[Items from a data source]
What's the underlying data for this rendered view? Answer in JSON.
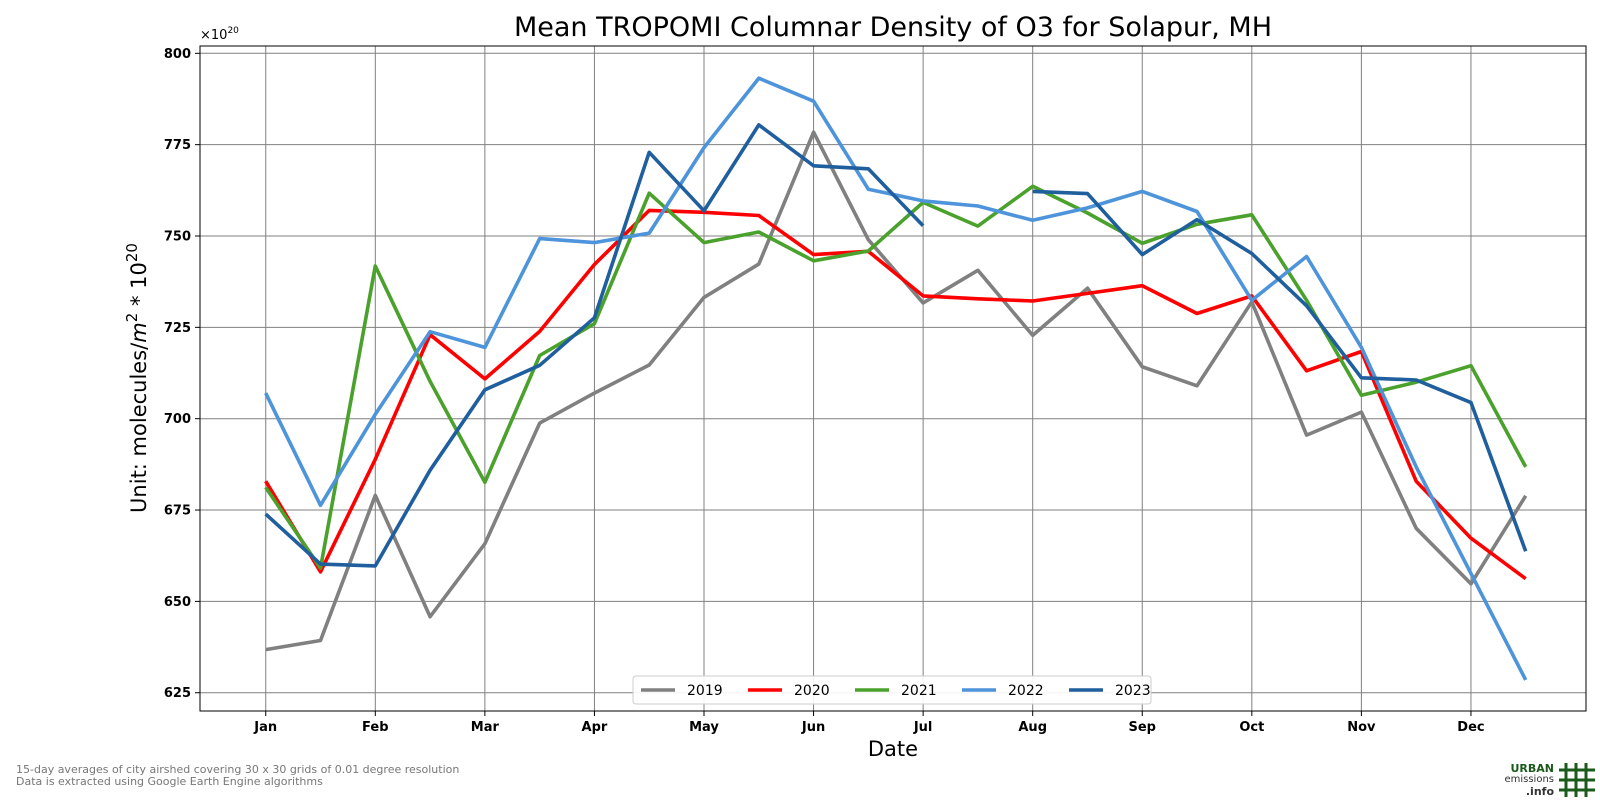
{
  "chart_data": {
    "type": "line",
    "title": "Mean TROPOMI Columnar Density of O3 for Solapur, MH",
    "xlabel": "Date",
    "ylabel_text": "Unit: molecules/",
    "ylabel_math": "m² * 10²⁰",
    "ylabel_unit": {
      "base_m": "m",
      "sup_m": "2",
      "times": "* 10",
      "sup_10": "20"
    },
    "offset_label": {
      "base": "×10",
      "exp": "20"
    },
    "ylim": [
      620,
      802
    ],
    "xlim": [
      0.4,
      13.05
    ],
    "yticks": [
      625,
      650,
      675,
      700,
      725,
      750,
      775,
      800
    ],
    "month_ticks": [
      "Jan",
      "Feb",
      "Mar",
      "Apr",
      "May",
      "Jun",
      "Jul",
      "Aug",
      "Sep",
      "Oct",
      "Nov",
      "Dec"
    ],
    "grid": true,
    "legend_placement": "lower-center",
    "series": [
      {
        "name": "2019",
        "color": "#808080",
        "x": [
          1,
          1.5,
          2,
          2.5,
          3,
          3.5,
          4,
          4.5,
          5,
          5.5,
          6,
          6.5,
          7,
          7.5,
          8,
          8.5,
          9,
          9.5,
          10,
          10.5,
          11,
          11.5,
          12,
          12.5
        ],
        "values": [
          636.8,
          639.3,
          679.0,
          645.8,
          665.8,
          698.8,
          707.0,
          714.7,
          733.2,
          742.3,
          778.4,
          749.0,
          731.7,
          740.6,
          722.8,
          735.7,
          714.2,
          709.0,
          732.0,
          695.5,
          701.8,
          670.0,
          654.8,
          678.9
        ]
      },
      {
        "name": "2020",
        "color": "#ff0000",
        "x": [
          1,
          1.5,
          2,
          2.5,
          3,
          3.5,
          4,
          4.5,
          5,
          5.5,
          6,
          6.5,
          7,
          7.5,
          8,
          8.5,
          9,
          9.5,
          10,
          10.5,
          11,
          11.5,
          12,
          12.5
        ],
        "values": [
          682.9,
          658.1,
          688.9,
          723.0,
          710.9,
          723.9,
          742.2,
          757.0,
          756.5,
          755.6,
          744.9,
          745.8,
          733.6,
          732.8,
          732.2,
          734.3,
          736.4,
          728.8,
          733.6,
          713.1,
          718.4,
          682.9,
          667.3,
          656.2
        ]
      },
      {
        "name": "2021",
        "color": "#4aa12b",
        "x": [
          1,
          1.5,
          2,
          2.5,
          3,
          3.5,
          4,
          4.5,
          5,
          5.5,
          6,
          6.5,
          7,
          7.5,
          8,
          8.5,
          9,
          9.5,
          10,
          10.5,
          11,
          11.5,
          12,
          12.5
        ],
        "values": [
          681.2,
          659.1,
          741.8,
          710.2,
          682.6,
          717.3,
          726.0,
          761.7,
          748.2,
          751.1,
          743.2,
          745.9,
          759.2,
          752.7,
          763.6,
          756.3,
          748.0,
          753.2,
          755.8,
          732.4,
          706.4,
          710.0,
          714.5,
          686.8
        ]
      },
      {
        "name": "2022",
        "color": "#4d94db",
        "x": [
          1,
          1.5,
          2,
          2.5,
          3,
          3.5,
          4,
          4.5,
          5,
          5.5,
          6,
          6.5,
          7,
          7.5,
          8,
          8.5,
          9,
          9.5,
          10,
          10.5,
          11,
          11.5,
          12,
          12.5
        ],
        "values": [
          707.0,
          676.3,
          701.2,
          723.8,
          719.5,
          749.3,
          748.2,
          750.8,
          774.2,
          793.2,
          786.9,
          762.8,
          759.6,
          758.2,
          754.3,
          757.7,
          762.2,
          756.7,
          732.4,
          744.4,
          719.5,
          686.8,
          657.6,
          628.5
        ]
      },
      {
        "name": "2023",
        "color": "#1f5f9e",
        "x": [
          1,
          1.5,
          2,
          2.5,
          3,
          3.5,
          4,
          4.5,
          5,
          5.5,
          6,
          6.5,
          7,
          7.5,
          8,
          8.5,
          9,
          9.5,
          10,
          10.5,
          11,
          11.5,
          12,
          12.5
        ],
        "values": [
          673.9,
          660.2,
          659.7,
          685.9,
          707.9,
          714.6,
          727.6,
          772.9,
          756.9,
          780.4,
          769.2,
          768.4,
          752.8,
          null,
          762.2,
          761.6,
          744.9,
          754.5,
          745.2,
          730.9,
          711.2,
          710.6,
          704.4,
          663.7
        ]
      }
    ]
  },
  "footnote": {
    "line1": "15-day averages of city airshed covering 30 x 30 grids of 0.01 degree resolution",
    "line2": "Data is extracted using Google Earth Engine algorithms"
  },
  "logo": {
    "line1": "URBAN",
    "line2": "emissions",
    "line3": ".info",
    "color": "#1a5a1a"
  }
}
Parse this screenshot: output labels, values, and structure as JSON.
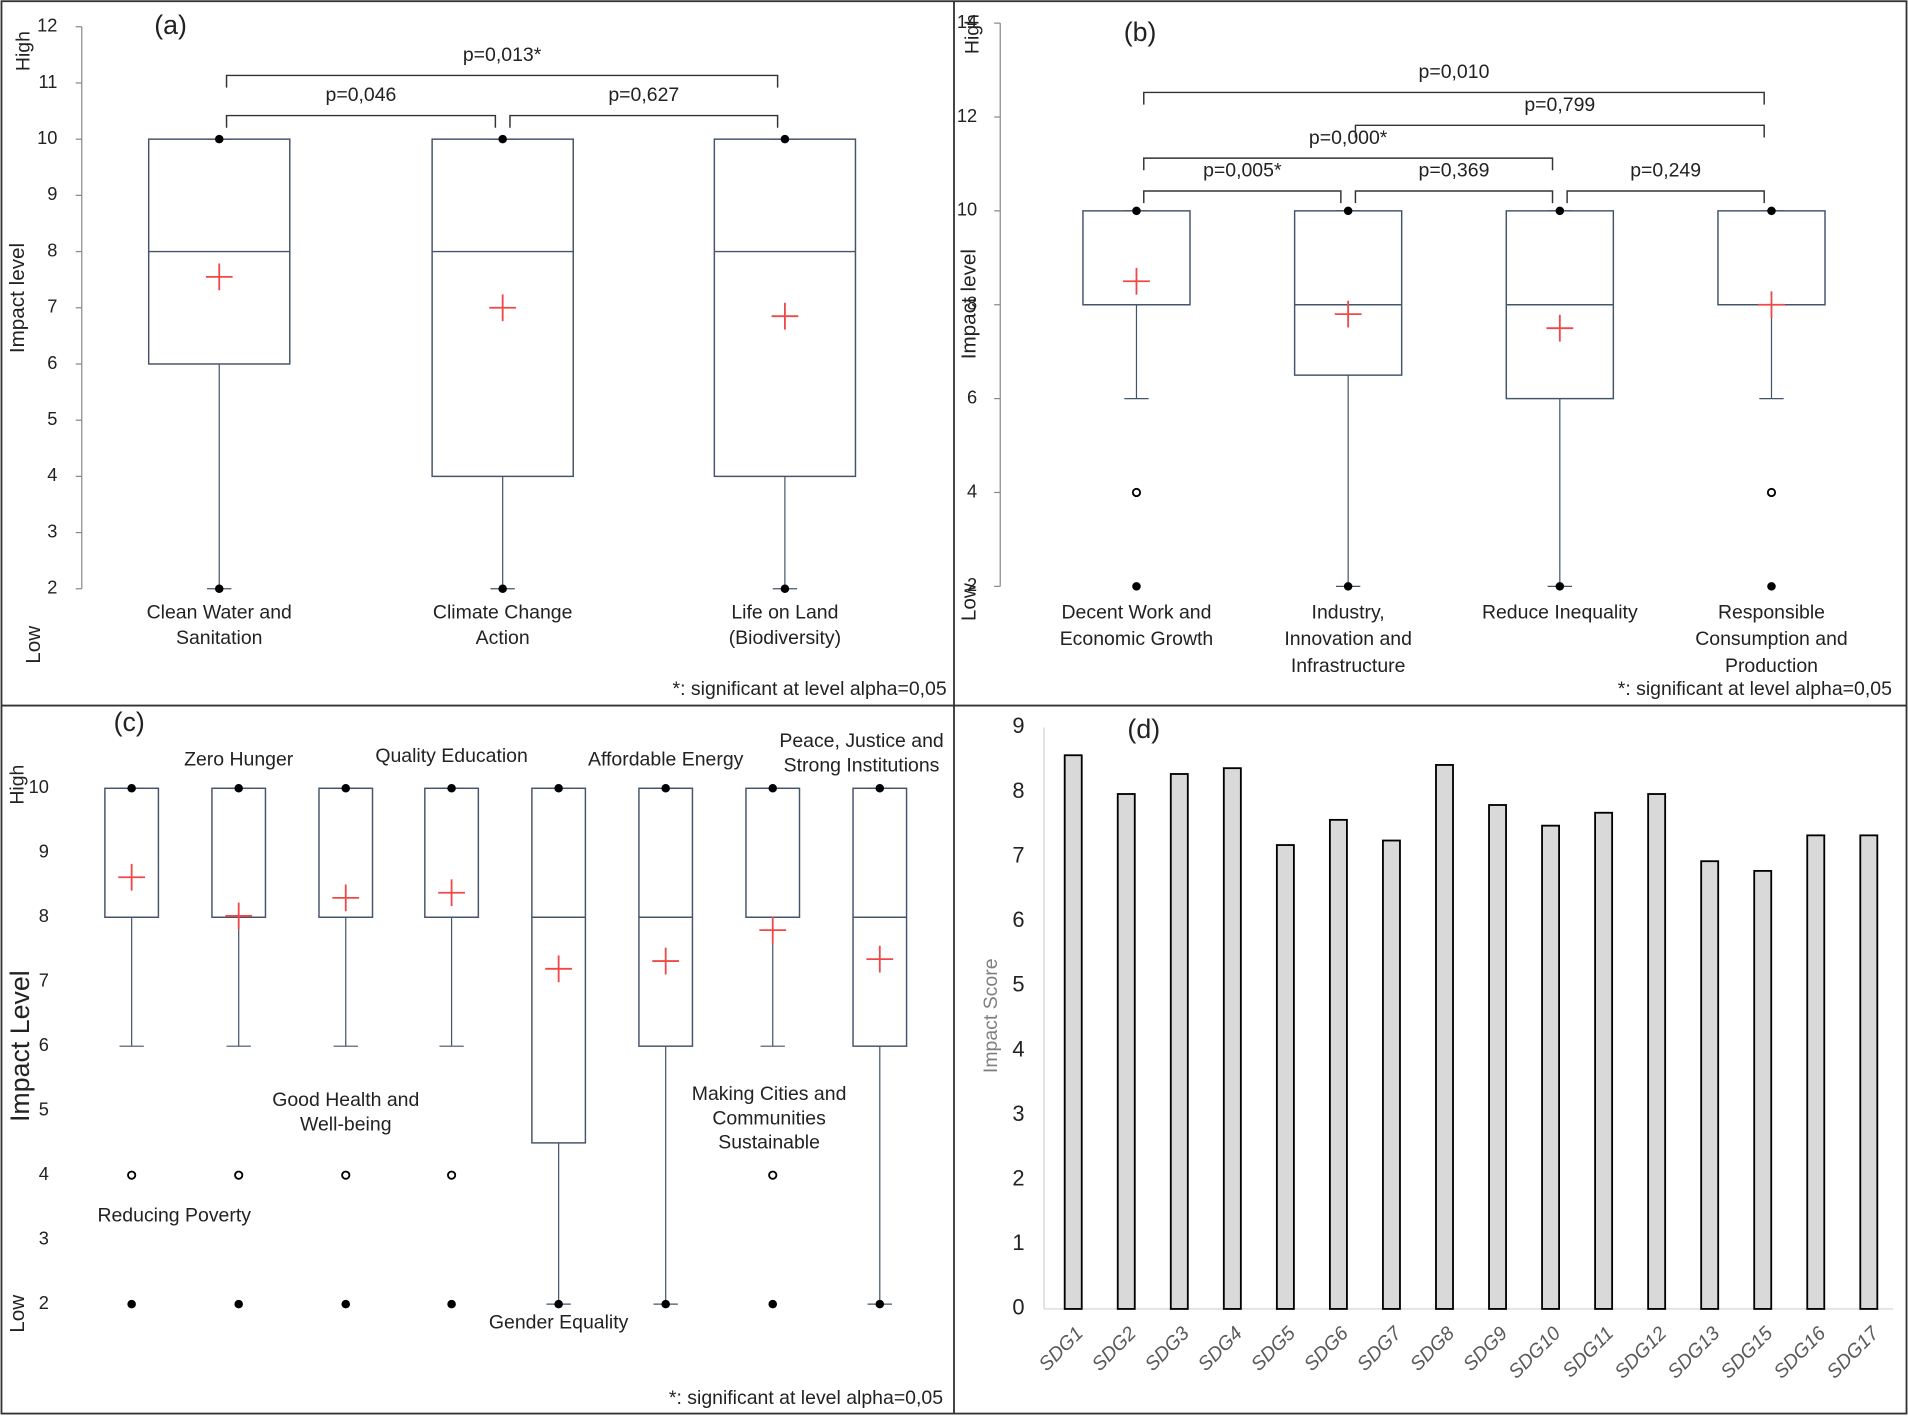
{
  "chart_data": [
    {
      "type": "box",
      "panel_label": "(a)",
      "y_label": "Impact level",
      "high_label": "High",
      "low_label": "Low",
      "note": "*: significant at level alpha=0,05",
      "box_color": "#44546a",
      "mean_color": "#f04848",
      "ylim": [
        2,
        12
      ],
      "yticks": [
        2,
        3,
        4,
        5,
        6,
        7,
        8,
        9,
        10,
        11,
        12
      ],
      "categories": [
        [
          "Clean Water and",
          "Sanitation"
        ],
        [
          "Climate Change",
          "Action"
        ],
        [
          "Life on Land",
          "(Biodiversity)"
        ]
      ],
      "boxes": [
        {
          "min": 2,
          "whisker_low": 2,
          "q1": 6,
          "median": 8,
          "q3": 10,
          "whisker_high": 10,
          "max": 10,
          "mean": 7.55,
          "outliers": []
        },
        {
          "min": 2,
          "whisker_low": 2,
          "q1": 4,
          "median": 8,
          "q3": 10,
          "whisker_high": 10,
          "max": 10,
          "mean": 7.0,
          "outliers": []
        },
        {
          "min": 2,
          "whisker_low": 2,
          "q1": 4,
          "median": 8,
          "q3": 10,
          "whisker_high": 10,
          "max": 10,
          "mean": 6.85,
          "outliers": []
        }
      ],
      "comparisons": [
        {
          "label": "p=0,046",
          "from": 0,
          "to": 1
        },
        {
          "label": "p=0,627",
          "from": 1,
          "to": 2
        },
        {
          "label": "p=0,013*",
          "from": 0,
          "to": 2
        }
      ]
    },
    {
      "type": "box",
      "panel_label": "(b)",
      "y_label": "Impact level",
      "high_label": "High",
      "low_label": "Low",
      "note": "*: significant at level alpha=0,05",
      "box_color": "#44546a",
      "mean_color": "#f04848",
      "ylim": [
        2,
        14
      ],
      "yticks": [
        2,
        4,
        6,
        8,
        10,
        12,
        14
      ],
      "categories": [
        [
          "Decent Work and",
          "Economic Growth"
        ],
        [
          "Industry,",
          "Innovation and",
          "Infrastructure"
        ],
        [
          "Reduce Inequality"
        ],
        [
          "Responsible",
          "Consumption and",
          "Production"
        ]
      ],
      "boxes": [
        {
          "min": 2,
          "whisker_low": 6,
          "q1": 8,
          "median": 8,
          "q3": 10,
          "whisker_high": 10,
          "max": 10,
          "mean": 8.5,
          "outliers": [
            4
          ]
        },
        {
          "min": 2,
          "whisker_low": 2,
          "q1": 6.5,
          "median": 8,
          "q3": 10,
          "whisker_high": 10,
          "max": 10,
          "mean": 7.8,
          "outliers": []
        },
        {
          "min": 2,
          "whisker_low": 2,
          "q1": 6,
          "median": 8,
          "q3": 10,
          "whisker_high": 10,
          "max": 10,
          "mean": 7.5,
          "outliers": []
        },
        {
          "min": 2,
          "whisker_low": 6,
          "q1": 8,
          "median": 8,
          "q3": 10,
          "whisker_high": 10,
          "max": 10,
          "mean": 8.0,
          "outliers": [
            4
          ]
        }
      ],
      "comparisons": [
        {
          "label": "p=0,005*",
          "from": 0,
          "to": 1
        },
        {
          "label": "p=0,369",
          "from": 1,
          "to": 2
        },
        {
          "label": "p=0,249",
          "from": 2,
          "to": 3
        },
        {
          "label": "p=0,000*",
          "from": 0,
          "to": 2
        },
        {
          "label": "p=0,799",
          "from": 1,
          "to": 3
        },
        {
          "label": "p=0,010",
          "from": 0,
          "to": 3
        }
      ]
    },
    {
      "type": "box",
      "panel_label": "(c)",
      "y_label": "Impact Level",
      "high_label": "High",
      "low_label": "Low",
      "note": "*: significant at level alpha=0,05",
      "box_color": "#44546a",
      "mean_color": "#f04848",
      "ylim": [
        2,
        10
      ],
      "yticks": [
        2,
        3,
        4,
        5,
        6,
        7,
        8,
        9,
        10
      ],
      "categories": [
        [
          "Reducing Poverty"
        ],
        [
          "Zero Hunger"
        ],
        [
          "Good Health and",
          "Well-being"
        ],
        [
          "Quality Education"
        ],
        [
          "Gender Equality"
        ],
        [
          "Affordable Energy"
        ],
        [
          "Making Cities and",
          "Communities",
          "Sustainable"
        ],
        [
          "Peace, Justice and",
          "Strong Institutions"
        ]
      ],
      "boxes": [
        {
          "min": 2,
          "whisker_low": 6,
          "q1": 8,
          "median": 8,
          "q3": 10,
          "whisker_high": 10,
          "max": 10,
          "mean": 8.62,
          "outliers": [
            4
          ]
        },
        {
          "min": 2,
          "whisker_low": 6,
          "q1": 8,
          "median": 8,
          "q3": 10,
          "whisker_high": 10,
          "max": 10,
          "mean": 8.02,
          "outliers": [
            4
          ]
        },
        {
          "min": 2,
          "whisker_low": 6,
          "q1": 8,
          "median": 8,
          "q3": 10,
          "whisker_high": 10,
          "max": 10,
          "mean": 8.3,
          "outliers": [
            4
          ]
        },
        {
          "min": 2,
          "whisker_low": 6,
          "q1": 8,
          "median": 8,
          "q3": 10,
          "whisker_high": 10,
          "max": 10,
          "mean": 8.38,
          "outliers": [
            4
          ]
        },
        {
          "min": 2,
          "whisker_low": 2,
          "q1": 4.5,
          "median": 8,
          "q3": 10,
          "whisker_high": 10,
          "max": 10,
          "mean": 7.2,
          "outliers": []
        },
        {
          "min": 2,
          "whisker_low": 2,
          "q1": 6,
          "median": 8,
          "q3": 10,
          "whisker_high": 10,
          "max": 10,
          "mean": 7.32,
          "outliers": []
        },
        {
          "min": 2,
          "whisker_low": 6,
          "q1": 8,
          "median": 8,
          "q3": 10,
          "whisker_high": 10,
          "max": 10,
          "mean": 7.8,
          "outliers": [
            4
          ]
        },
        {
          "min": 2,
          "whisker_low": 2,
          "q1": 6,
          "median": 8,
          "q3": 10,
          "whisker_high": 10,
          "max": 10,
          "mean": 7.35,
          "outliers": []
        }
      ],
      "comparisons": []
    },
    {
      "type": "bar",
      "panel_label": "(d)",
      "y_label": "Impact Score",
      "color": "#d9d9d9",
      "ylim": [
        0,
        9
      ],
      "yticks": [
        0,
        1,
        2,
        3,
        4,
        5,
        6,
        7,
        8,
        9
      ],
      "categories": [
        "SDG1",
        "SDG2",
        "SDG3",
        "SDG4",
        "SDG5",
        "SDG6",
        "SDG7",
        "SDG8",
        "SDG9",
        "SDG10",
        "SDG11",
        "SDG12",
        "SDG13",
        "SDG15",
        "SDG16",
        "SDG17"
      ],
      "values": [
        8.57,
        7.97,
        8.28,
        8.37,
        7.18,
        7.57,
        7.25,
        8.42,
        7.8,
        7.48,
        7.68,
        7.97,
        6.93,
        6.78,
        7.33,
        7.33
      ]
    }
  ]
}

EXERCISE: Determine how many lines above contain "name" as a word or string. Give the number alone.

FINISHED ANSWER: 5